Listing start
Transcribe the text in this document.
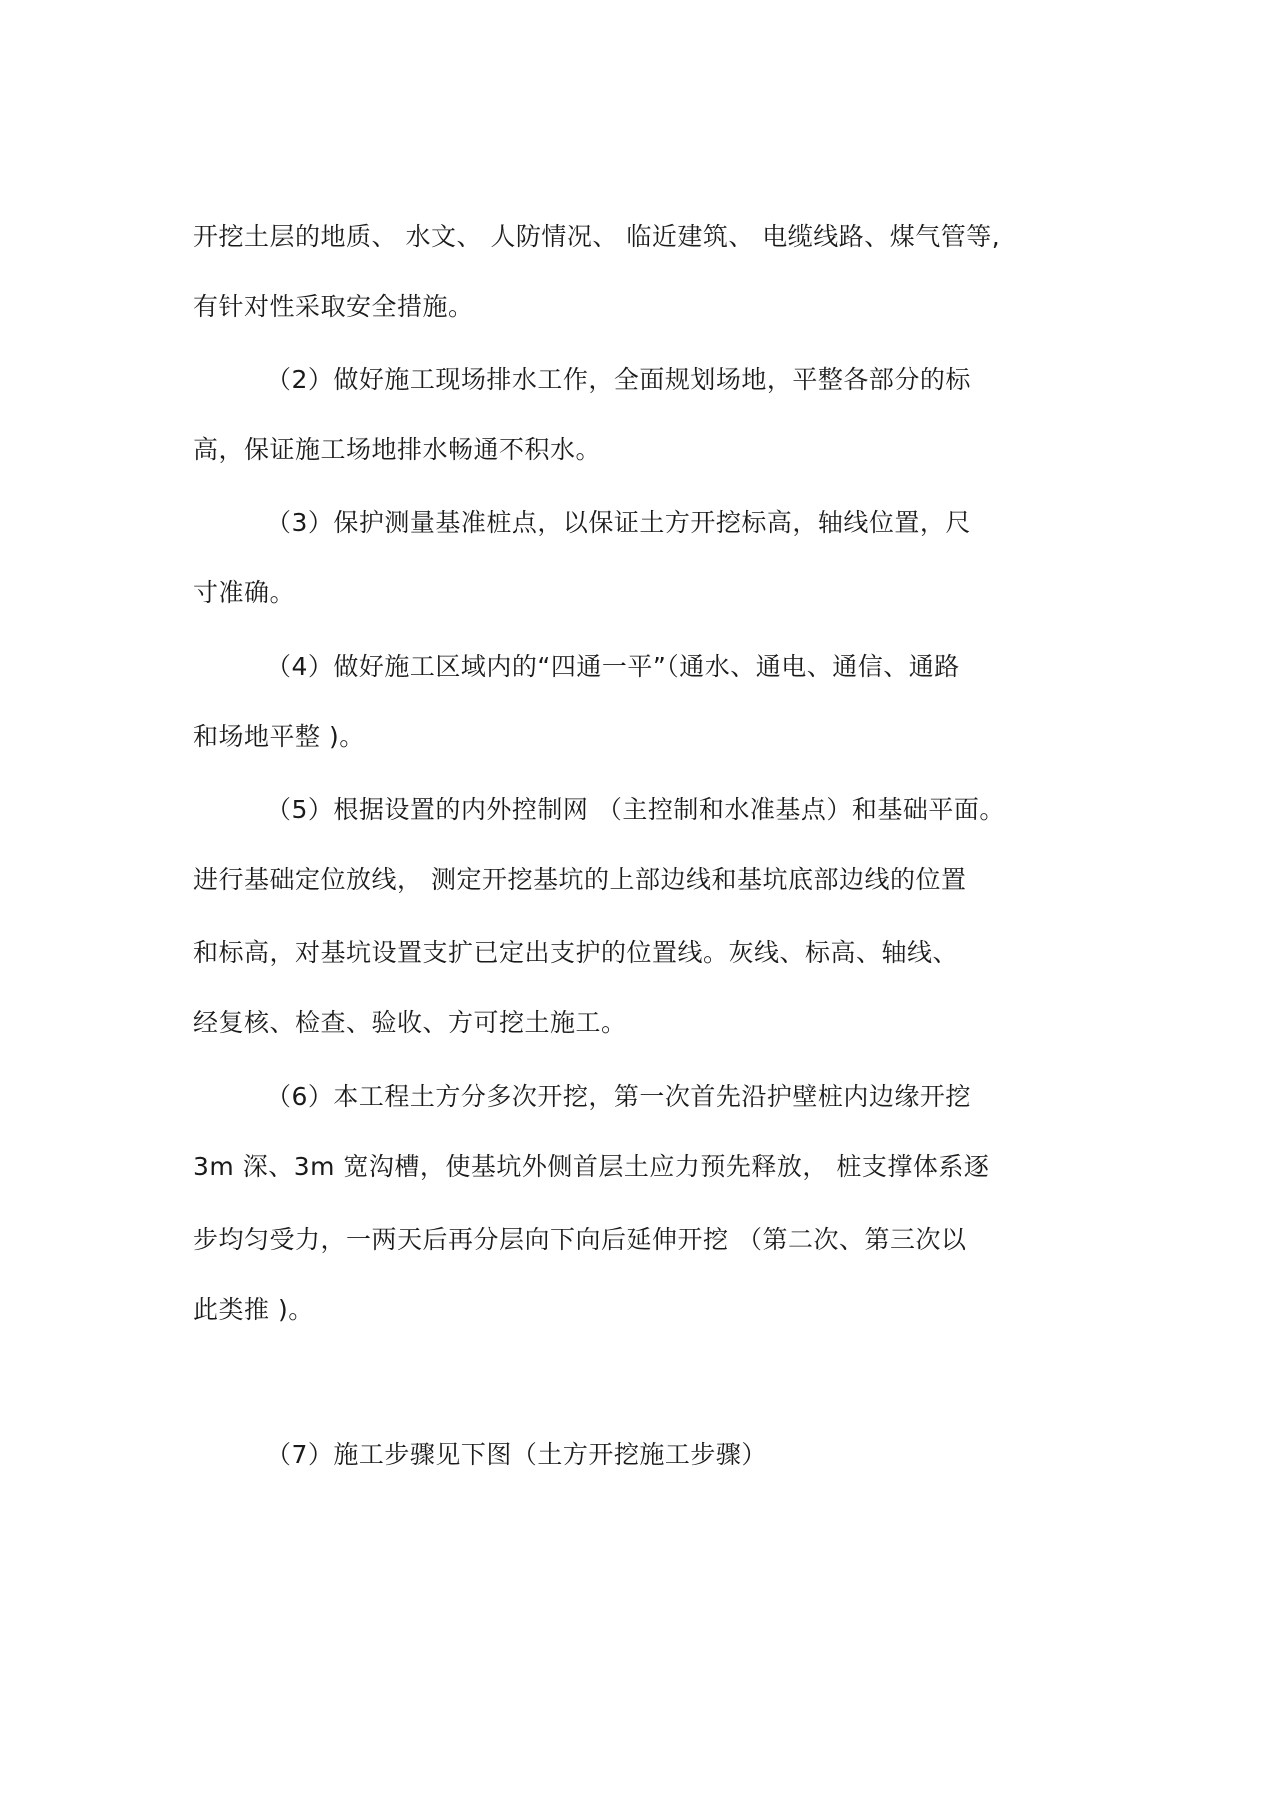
开挖土层的地质、 水文、 人防情况、 临近建筑、 电缆线路、煤气管等,
有针对性采取安全措施。
（2）做好施工现场排水工作，全面规划场地，平整各部分的标
高，保证施工场地排水畅通不积水。
（3）保护测量基准桩点，以保证土方开挖标高，轴线位置，尺
寸准确。
（4）做好施工区域内的“四通一平”（通水、通电、通信、通路
和场地平整 )。
（5）根据设置的内外控制网 （主控制和水准基点）和基础平面。
进行基础定位放线， 测定开挖基坑的上部边线和基坑底部边线的位置
和标高，对基坑设置支扩已定出支护的位置线。灰线、标高、轴线、
经复核、检查、验收、方可挖土施工。
（6）本工程土方分多次开挖，第一次首先沿护壁桩内边缘开挖
3m 深、3m 宽沟槽，使基坑外侧首层土应力预先释放， 桩支撑体系逐
步均匀受力，一两天后再分层向下向后延伸开挖 （第二次、第三次以
此类推 )。
（7）施工步骤见下图（土方开挖施工步骤）
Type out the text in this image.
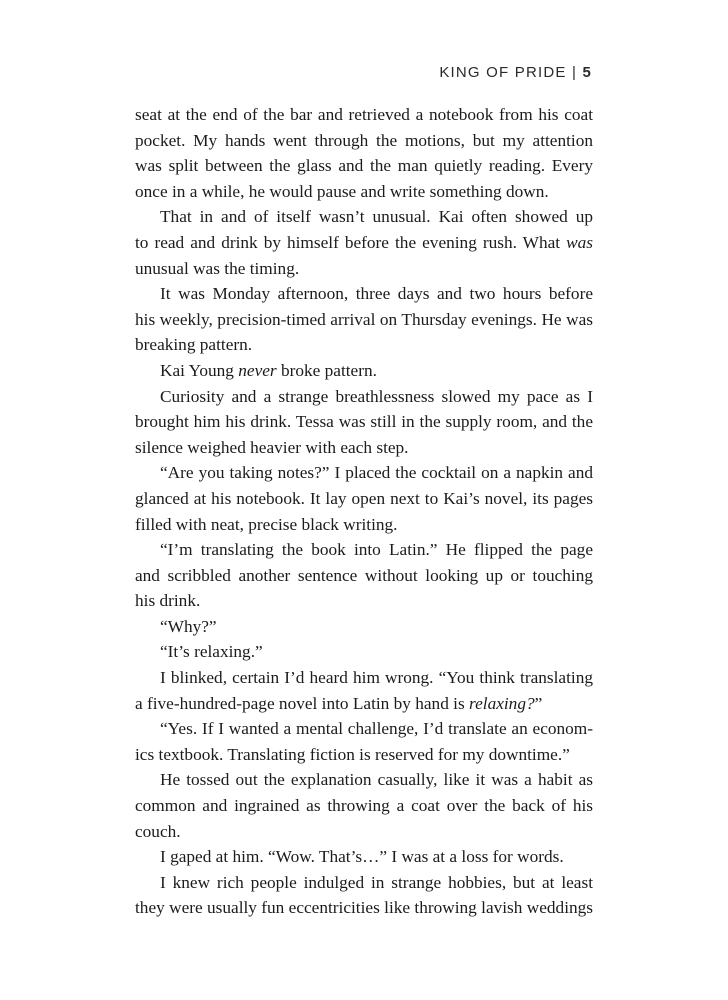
KING OF PRIDE | 5
seat at the end of the bar and retrieved a notebook from his coat
pocket. My hands went through the motions, but my attention
was split between the glass and the man quietly reading. Every
once in a while, he would pause and write something down.
That in and of itself wasn’t unusual. Kai often showed up
to read and drink by himself before the evening rush. What was
unusual was the timing.
It was Monday afternoon, three days and two hours before
his weekly, precision-timed arrival on Thursday evenings. He was
breaking pattern.
Kai Young never broke pattern.
Curiosity and a strange breathlessness slowed my pace as I
brought him his drink. Tessa was still in the supply room, and the
silence weighed heavier with each step.
“Are you taking notes?” I placed the cocktail on a napkin and
glanced at his notebook. It lay open next to Kai’s novel, its pages
filled with neat, precise black writing.
“I’m translating the book into Latin.” He flipped the page
and scribbled another sentence without looking up or touching
his drink.
“Why?”
“It’s relaxing.”
I blinked, certain I’d heard him wrong. “You think translating
a five-hundred-page novel into Latin by hand is relaxing?”
“Yes. If I wanted a mental challenge, I’d translate an econom-
ics textbook. Translating fiction is reserved for my downtime.”
He tossed out the explanation casually, like it was a habit as
common and ingrained as throwing a coat over the back of his
couch.
I gaped at him. “Wow. That’s…” I was at a loss for words.
I knew rich people indulged in strange hobbies, but at least
they were usually fun eccentricities like throwing lavish weddings
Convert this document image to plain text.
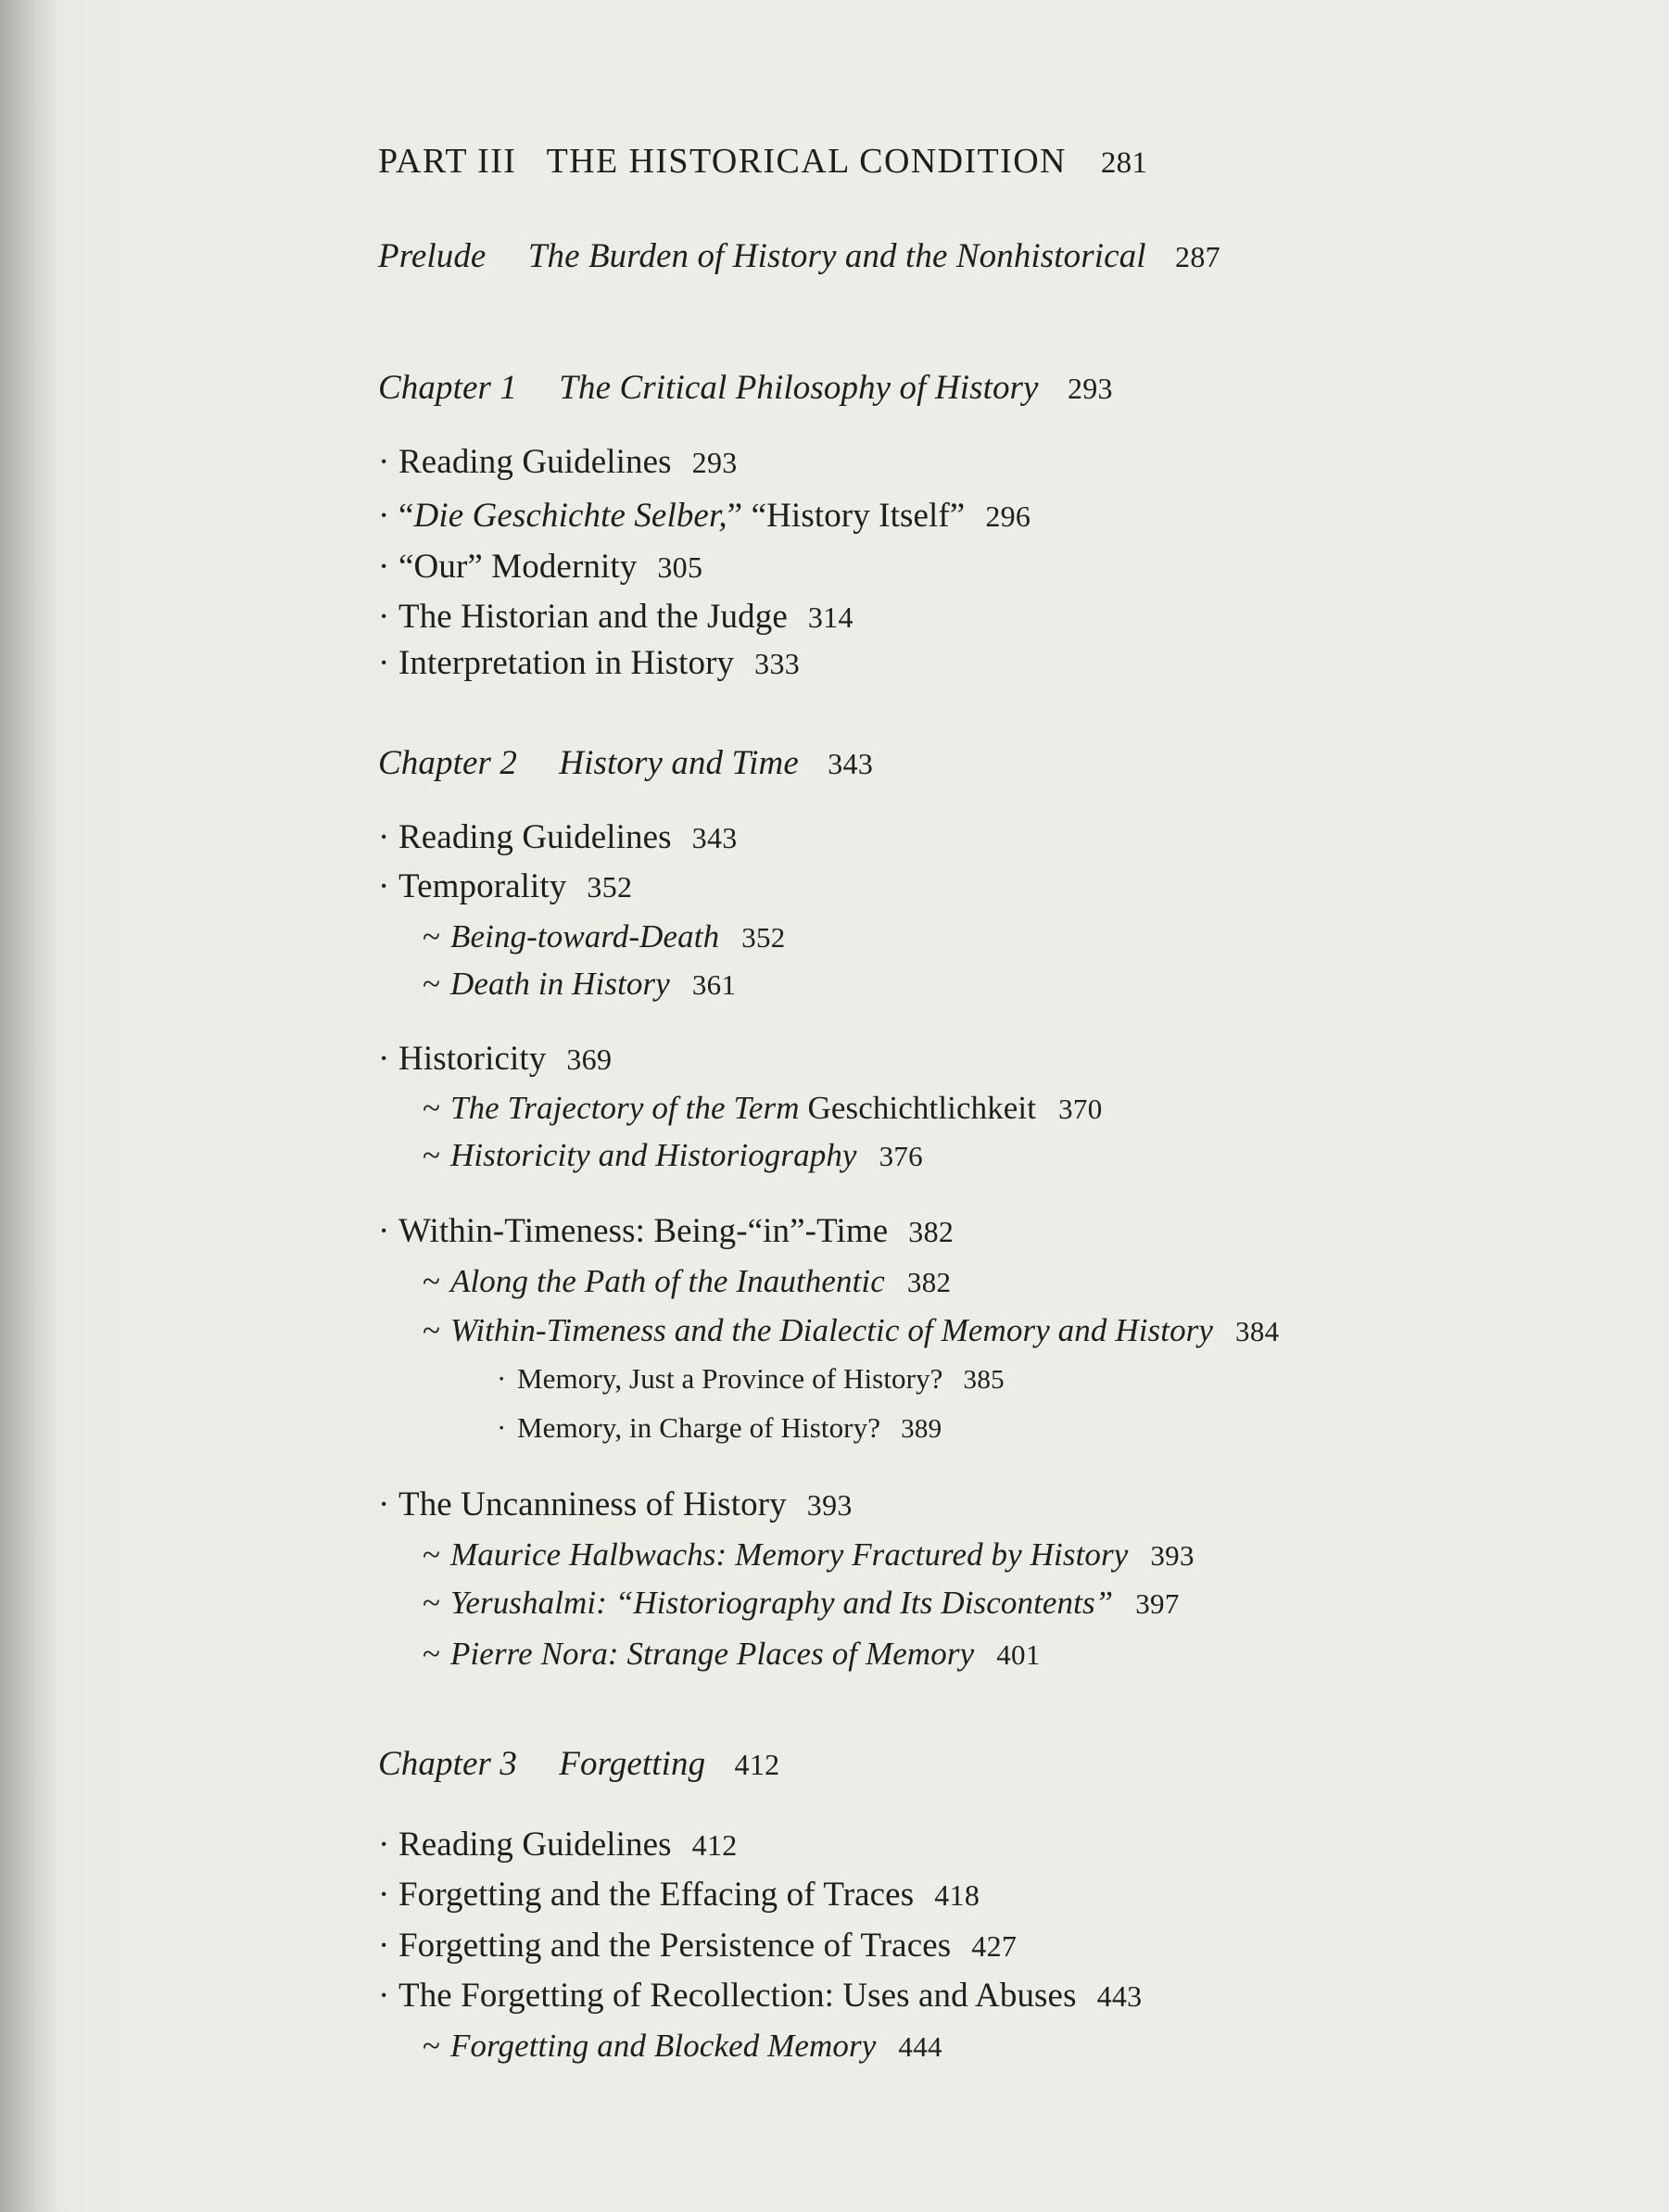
PART III THE HISTORICAL CONDITION 281
Prelude The Burden of History and the Nonhistorical 287
Chapter 1 The Critical Philosophy of History 293
· Reading Guidelines 293
· “Die Geschichte Selber,” “History Itself” 296
· “Our” Modernity 305
· The Historian and the Judge 314
· Interpretation in History 333
Chapter 2 History and Time 343
· Reading Guidelines 343
· Temporality 352
~ Being-toward-Death 352
~ Death in History 361
· Historicity 369
~ The Trajectory of the Term Geschichtlichkeit 370
~ Historicity and Historiography 376
· Within-Timeness: Being-“in”-Time 382
~ Along the Path of the Inauthentic 382
~ Within-Timeness and the Dialectic of Memory and History 384
· Memory, Just a Province of History? 385
· Memory, in Charge of History? 389
· The Uncanniness of History 393
~ Maurice Halbwachs: Memory Fractured by History 393
~ Yerushalmi: “Historiography and Its Discontents” 397
~ Pierre Nora: Strange Places of Memory 401
Chapter 3 Forgetting 412
· Reading Guidelines 412
· Forgetting and the Effacing of Traces 418
· Forgetting and the Persistence of Traces 427
· The Forgetting of Recollection: Uses and Abuses 443
~ Forgetting and Blocked Memory 444
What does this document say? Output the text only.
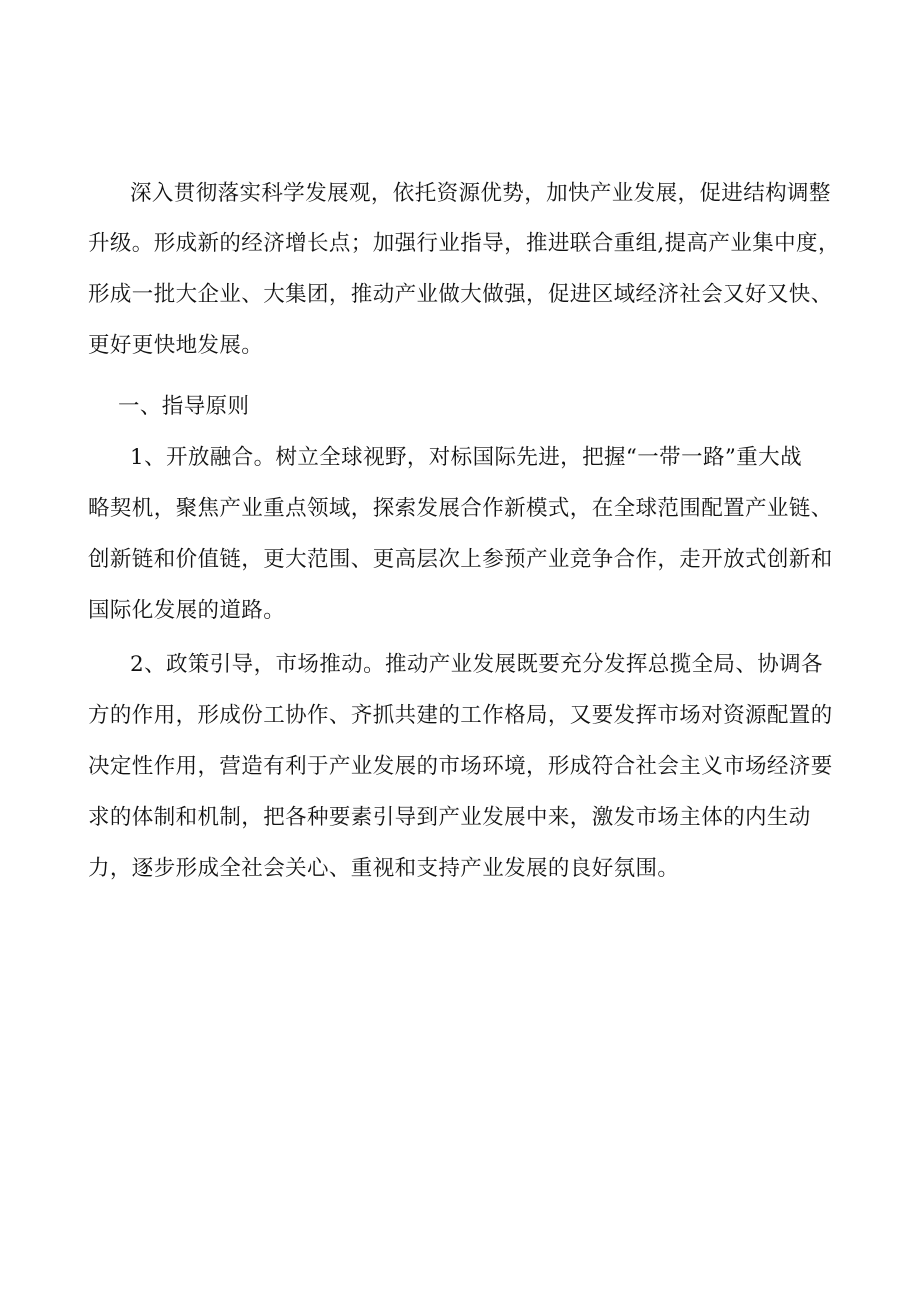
深入贯彻落实科学发展观，依托资源优势，加快产业发展，促进结构调整
升级。形成新的经济增长点；加强行业指导，推进联合重组,提高产业集中度，
形成一批大企业、大集团，推动产业做大做强，促进区域经济社会又好又快、
更好更快地发展。
一、指导原则
1、开放融合。树立全球视野，对标国际先进，把握“一带一路”重大战
略契机，聚焦产业重点领域，探索发展合作新模式，在全球范围配置产业链、
创新链和价值链，更大范围、更高层次上参预产业竞争合作，走开放式创新和
国际化发展的道路。
2、政策引导，市场推动。推动产业发展既要充分发挥总揽全局、协调各
方的作用，形成份工协作、齐抓共建的工作格局，又要发挥市场对资源配置的
决定性作用，营造有利于产业发展的市场环境，形成符合社会主义市场经济要
求的体制和机制，把各种要素引导到产业发展中来，激发市场主体的内生动
力，逐步形成全社会关心、重视和支持产业发展的良好氛围。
Listing end
** The problem **
Scan the lines for the string "this". Copy out each line that matches.

** Output below **
Transcribe the text in this document.
Type out the text in this image.
Convert this document image to plain text.
What does this document say? Output the text only.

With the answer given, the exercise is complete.